▸ OBJECTIVE A:
Answer these questions from the SADAR Process passage, one answer per line, marked (i), (ii), (iii):
(i) What is a SADAR Process conceptually similar to?
(ii) Which two kinds of references does the text name for grounding process intent?
(iii) Which component consumes the SAGA-like compensating transactions?
▸ OBJECTIVE B: List every named standard, framework or pattern that the SADAR Process passage compares SADAR to or draws on.
▸ OBJECTIVE C: Reproduce verbatim the part of the SADAR Process passage starting at "A SADAR Process is consumed" and ending at "behavior (see Boundaries).".

Conceptually, a SADAR Process is similar to a RosettaNet PIP: a defined, multi-step flow that several parties can participate in without bilateral pre-coordination. SADAR generalizes the idea across arbitrary frameworks and standards — grounding process intent in references such as APQC PCF concepts or X12 transactions — and allows those references to be composed in any way an author requires.
A SADAR Process is consumed in two ways. A planning agent reads a process to understand an optimal flow — its steps and their predecessors, defined both within the participating agents and by the process itself — and to assemble an execution plan. An enforcement layer reads the same process at runtime to apply ordering and other operational policy. A process may also define SAGA-like compensating transactions for rollback; those are an extension consumed by the enforcement layer, not substrate behavior (see Boundaries).

▸ INFORMATION PROVIDED:
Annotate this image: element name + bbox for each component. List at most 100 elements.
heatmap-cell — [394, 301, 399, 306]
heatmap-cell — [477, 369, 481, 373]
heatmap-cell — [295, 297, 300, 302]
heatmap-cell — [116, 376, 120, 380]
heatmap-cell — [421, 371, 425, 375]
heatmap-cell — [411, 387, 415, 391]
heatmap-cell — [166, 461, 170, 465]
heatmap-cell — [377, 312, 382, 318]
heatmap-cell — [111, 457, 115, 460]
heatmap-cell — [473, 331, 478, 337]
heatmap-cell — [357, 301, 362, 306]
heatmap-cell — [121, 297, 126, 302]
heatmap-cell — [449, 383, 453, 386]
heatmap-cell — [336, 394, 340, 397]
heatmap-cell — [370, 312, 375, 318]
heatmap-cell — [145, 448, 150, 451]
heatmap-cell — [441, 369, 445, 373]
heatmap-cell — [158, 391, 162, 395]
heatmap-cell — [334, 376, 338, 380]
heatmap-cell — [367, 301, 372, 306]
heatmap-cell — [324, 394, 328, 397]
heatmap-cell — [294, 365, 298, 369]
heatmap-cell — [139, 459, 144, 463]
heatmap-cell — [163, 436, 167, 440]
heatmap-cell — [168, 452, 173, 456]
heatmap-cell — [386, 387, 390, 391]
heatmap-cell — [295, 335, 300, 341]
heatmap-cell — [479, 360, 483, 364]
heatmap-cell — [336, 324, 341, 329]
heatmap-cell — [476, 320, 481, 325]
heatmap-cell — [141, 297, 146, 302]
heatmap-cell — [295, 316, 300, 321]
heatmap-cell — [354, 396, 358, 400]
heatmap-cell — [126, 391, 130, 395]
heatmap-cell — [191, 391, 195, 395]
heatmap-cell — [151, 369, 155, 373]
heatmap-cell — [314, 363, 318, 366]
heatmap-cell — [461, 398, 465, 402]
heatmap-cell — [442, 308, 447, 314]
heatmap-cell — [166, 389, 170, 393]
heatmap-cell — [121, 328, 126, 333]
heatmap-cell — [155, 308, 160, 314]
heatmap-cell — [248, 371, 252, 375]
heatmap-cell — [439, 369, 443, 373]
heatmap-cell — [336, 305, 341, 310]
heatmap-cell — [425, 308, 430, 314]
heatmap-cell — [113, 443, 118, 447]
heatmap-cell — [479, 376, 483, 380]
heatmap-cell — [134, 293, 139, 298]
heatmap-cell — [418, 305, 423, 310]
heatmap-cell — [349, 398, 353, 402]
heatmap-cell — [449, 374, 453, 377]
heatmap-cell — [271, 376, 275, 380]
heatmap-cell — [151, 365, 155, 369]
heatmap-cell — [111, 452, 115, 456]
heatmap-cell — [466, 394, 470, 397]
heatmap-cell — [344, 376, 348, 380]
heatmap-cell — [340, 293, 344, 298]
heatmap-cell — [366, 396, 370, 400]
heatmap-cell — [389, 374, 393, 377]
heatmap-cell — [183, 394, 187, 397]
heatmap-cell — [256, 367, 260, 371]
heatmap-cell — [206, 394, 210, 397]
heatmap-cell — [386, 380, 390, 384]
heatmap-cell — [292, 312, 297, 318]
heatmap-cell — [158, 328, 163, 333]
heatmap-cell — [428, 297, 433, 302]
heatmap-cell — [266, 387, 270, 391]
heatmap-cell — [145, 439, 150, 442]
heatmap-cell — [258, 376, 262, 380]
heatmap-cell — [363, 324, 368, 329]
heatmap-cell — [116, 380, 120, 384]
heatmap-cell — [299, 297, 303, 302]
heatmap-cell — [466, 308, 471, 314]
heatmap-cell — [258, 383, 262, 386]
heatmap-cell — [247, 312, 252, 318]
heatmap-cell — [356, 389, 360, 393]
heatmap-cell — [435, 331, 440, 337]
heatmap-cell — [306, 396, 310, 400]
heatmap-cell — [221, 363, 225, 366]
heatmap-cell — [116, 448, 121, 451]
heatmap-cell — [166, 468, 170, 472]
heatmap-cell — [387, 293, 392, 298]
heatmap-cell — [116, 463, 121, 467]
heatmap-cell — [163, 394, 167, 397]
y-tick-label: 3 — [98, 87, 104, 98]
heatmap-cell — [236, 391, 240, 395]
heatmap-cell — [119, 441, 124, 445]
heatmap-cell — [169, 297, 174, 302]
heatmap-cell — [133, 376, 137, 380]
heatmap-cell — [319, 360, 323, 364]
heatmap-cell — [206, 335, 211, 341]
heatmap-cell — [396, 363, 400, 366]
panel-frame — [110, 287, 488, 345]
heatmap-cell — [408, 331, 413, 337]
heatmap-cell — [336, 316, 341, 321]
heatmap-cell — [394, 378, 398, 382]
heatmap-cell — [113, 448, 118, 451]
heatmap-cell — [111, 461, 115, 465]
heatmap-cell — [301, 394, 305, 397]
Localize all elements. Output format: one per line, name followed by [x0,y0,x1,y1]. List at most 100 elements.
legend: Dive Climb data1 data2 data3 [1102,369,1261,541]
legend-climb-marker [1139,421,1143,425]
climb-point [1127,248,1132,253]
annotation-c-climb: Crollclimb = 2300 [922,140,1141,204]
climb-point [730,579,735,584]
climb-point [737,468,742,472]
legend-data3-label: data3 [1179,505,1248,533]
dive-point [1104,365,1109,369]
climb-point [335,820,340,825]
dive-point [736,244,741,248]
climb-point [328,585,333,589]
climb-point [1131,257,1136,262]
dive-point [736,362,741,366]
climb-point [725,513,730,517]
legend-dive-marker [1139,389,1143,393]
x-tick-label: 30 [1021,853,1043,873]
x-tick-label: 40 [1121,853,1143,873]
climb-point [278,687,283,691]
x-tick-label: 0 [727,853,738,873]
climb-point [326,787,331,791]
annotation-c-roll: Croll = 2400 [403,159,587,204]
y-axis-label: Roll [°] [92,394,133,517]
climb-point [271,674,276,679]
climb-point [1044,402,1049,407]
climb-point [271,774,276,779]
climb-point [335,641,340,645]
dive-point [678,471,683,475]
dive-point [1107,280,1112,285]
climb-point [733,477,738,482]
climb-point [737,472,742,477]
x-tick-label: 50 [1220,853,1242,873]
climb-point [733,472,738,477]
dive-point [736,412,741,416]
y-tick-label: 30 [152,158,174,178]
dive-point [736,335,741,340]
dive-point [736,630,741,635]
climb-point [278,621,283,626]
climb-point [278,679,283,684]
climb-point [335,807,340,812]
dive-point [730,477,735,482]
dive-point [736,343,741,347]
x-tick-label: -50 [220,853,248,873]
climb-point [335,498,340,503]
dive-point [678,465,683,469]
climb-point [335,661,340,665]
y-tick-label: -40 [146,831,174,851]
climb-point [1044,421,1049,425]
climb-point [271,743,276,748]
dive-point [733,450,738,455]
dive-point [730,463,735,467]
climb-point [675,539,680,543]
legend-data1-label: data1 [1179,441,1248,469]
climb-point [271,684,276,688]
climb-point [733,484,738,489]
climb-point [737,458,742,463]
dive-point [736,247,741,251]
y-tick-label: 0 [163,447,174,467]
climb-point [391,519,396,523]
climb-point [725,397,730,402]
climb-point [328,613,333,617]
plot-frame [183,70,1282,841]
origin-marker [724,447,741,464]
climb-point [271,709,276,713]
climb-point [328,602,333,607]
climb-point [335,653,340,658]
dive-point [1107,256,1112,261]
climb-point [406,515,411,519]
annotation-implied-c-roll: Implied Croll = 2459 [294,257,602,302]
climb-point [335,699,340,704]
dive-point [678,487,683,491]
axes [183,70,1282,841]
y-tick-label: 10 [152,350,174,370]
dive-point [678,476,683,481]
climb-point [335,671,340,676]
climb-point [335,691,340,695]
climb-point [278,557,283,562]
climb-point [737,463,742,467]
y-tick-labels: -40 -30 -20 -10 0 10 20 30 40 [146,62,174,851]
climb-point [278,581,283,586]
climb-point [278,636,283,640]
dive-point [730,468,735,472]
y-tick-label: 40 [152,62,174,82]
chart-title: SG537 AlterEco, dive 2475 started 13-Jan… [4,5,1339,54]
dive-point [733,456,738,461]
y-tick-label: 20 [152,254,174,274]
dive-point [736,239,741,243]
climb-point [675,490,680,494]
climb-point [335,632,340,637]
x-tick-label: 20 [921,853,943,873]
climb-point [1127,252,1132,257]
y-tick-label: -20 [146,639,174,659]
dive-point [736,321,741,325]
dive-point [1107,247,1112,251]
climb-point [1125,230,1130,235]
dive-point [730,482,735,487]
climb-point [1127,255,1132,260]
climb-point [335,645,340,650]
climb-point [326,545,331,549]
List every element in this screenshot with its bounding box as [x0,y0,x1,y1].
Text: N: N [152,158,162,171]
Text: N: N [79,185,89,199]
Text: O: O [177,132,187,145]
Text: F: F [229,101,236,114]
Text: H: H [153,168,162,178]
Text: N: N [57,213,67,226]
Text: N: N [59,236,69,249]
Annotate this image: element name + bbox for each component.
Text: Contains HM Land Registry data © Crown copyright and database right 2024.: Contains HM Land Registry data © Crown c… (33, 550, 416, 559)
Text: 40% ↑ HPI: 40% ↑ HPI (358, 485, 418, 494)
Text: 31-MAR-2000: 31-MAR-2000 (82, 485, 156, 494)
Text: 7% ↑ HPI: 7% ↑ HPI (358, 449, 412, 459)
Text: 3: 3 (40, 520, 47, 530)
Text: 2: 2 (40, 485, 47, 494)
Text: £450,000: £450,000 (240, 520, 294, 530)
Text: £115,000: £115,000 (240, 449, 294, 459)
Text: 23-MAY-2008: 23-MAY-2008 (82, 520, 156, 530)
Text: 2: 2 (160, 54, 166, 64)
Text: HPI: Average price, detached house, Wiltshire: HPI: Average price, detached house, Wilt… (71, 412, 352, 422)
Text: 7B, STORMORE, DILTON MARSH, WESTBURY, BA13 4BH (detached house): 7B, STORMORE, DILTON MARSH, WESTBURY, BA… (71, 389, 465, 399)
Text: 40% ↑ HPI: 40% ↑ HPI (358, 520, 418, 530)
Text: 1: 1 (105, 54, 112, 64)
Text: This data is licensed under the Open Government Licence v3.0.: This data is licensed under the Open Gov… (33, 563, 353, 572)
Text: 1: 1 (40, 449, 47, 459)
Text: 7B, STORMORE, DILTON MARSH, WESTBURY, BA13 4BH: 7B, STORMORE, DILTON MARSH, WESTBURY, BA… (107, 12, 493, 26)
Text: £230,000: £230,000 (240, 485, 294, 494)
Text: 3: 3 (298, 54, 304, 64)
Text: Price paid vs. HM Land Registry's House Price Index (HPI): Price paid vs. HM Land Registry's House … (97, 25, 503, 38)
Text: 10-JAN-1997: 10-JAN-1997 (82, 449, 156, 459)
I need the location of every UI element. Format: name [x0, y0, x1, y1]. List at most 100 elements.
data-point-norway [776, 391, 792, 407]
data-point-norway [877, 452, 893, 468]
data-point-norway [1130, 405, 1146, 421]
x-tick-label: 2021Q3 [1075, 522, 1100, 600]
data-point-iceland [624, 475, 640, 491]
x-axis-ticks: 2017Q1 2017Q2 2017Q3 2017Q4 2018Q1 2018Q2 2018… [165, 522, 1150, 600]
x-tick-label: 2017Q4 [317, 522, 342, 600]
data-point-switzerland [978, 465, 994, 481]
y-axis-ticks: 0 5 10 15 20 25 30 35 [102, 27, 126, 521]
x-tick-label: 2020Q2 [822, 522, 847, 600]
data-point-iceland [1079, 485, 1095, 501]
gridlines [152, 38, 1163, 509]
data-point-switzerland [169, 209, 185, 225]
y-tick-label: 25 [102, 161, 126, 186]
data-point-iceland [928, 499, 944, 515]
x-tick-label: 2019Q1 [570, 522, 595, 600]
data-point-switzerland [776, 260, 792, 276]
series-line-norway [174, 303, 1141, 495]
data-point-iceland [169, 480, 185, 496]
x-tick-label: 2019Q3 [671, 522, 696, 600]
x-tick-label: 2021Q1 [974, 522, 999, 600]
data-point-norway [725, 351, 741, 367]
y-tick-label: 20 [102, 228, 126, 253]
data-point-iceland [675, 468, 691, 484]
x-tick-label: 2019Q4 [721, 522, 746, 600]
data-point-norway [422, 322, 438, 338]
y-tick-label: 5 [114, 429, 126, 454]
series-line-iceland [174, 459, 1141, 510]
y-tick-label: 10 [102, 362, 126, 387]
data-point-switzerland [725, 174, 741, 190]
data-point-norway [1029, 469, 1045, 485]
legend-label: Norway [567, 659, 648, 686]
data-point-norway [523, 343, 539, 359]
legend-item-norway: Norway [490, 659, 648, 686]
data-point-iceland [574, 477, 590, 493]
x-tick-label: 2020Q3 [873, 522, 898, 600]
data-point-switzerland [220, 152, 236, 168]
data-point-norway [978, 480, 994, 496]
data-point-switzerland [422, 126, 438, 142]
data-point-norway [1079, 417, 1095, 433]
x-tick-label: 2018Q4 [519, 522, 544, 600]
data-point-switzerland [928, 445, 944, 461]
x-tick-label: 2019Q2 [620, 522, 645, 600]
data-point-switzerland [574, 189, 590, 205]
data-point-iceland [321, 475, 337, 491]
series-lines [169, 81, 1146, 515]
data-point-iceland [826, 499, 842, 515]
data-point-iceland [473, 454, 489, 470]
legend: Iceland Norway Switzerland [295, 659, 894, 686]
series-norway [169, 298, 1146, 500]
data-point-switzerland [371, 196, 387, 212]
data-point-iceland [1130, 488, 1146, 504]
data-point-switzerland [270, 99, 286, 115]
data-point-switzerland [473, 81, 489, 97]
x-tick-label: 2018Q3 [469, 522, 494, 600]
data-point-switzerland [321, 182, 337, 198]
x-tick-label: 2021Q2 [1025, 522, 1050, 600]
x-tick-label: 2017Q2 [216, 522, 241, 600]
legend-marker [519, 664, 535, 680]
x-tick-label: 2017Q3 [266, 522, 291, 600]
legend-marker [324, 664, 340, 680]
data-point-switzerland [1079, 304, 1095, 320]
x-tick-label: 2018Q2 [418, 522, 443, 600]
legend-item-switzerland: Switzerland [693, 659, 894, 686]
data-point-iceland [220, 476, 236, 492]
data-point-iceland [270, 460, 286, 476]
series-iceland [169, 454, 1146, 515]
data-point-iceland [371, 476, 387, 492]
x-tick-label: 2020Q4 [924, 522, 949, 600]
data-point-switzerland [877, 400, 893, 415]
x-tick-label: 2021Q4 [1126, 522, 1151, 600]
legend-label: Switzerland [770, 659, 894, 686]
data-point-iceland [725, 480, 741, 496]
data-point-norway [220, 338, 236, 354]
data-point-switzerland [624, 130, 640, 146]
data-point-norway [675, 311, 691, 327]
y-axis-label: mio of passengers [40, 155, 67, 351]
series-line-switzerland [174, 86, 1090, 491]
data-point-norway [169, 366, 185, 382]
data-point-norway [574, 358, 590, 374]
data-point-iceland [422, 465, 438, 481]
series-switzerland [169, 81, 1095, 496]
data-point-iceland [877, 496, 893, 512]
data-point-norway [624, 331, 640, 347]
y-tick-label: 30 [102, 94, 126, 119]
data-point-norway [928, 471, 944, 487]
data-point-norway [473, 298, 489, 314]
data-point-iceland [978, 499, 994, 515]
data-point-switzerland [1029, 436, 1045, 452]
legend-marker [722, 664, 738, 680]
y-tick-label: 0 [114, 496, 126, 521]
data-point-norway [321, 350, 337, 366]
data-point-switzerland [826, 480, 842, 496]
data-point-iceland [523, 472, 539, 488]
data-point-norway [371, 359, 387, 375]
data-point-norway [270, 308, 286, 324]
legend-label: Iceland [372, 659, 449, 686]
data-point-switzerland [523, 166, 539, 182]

▸ EXERCISE OUTPUT A:
(i) A RosettaNet PIP
(ii) APQC PCF concepts and X12 transactions
(iii) The enforcement layer

▸ EXERCISE OUTPUT B:
RosettaNet PIP
APQC PCF
X12
SAGA

▸ EXERCISE OUTPUT C:
A SADAR Process is consumed in two ways. A planning agent reads a process to understand an optimal flow — its steps and their predecessors, defined both within the participating agents and by the process itself — and to assemble an execution plan. An enforcement layer reads the same process at runtime to apply ordering and other operational policy. A process may also define SAGA-like compensating transactions for rollback; those are an extension consumed by the enforcement layer, not substrate behavior (see Boundaries).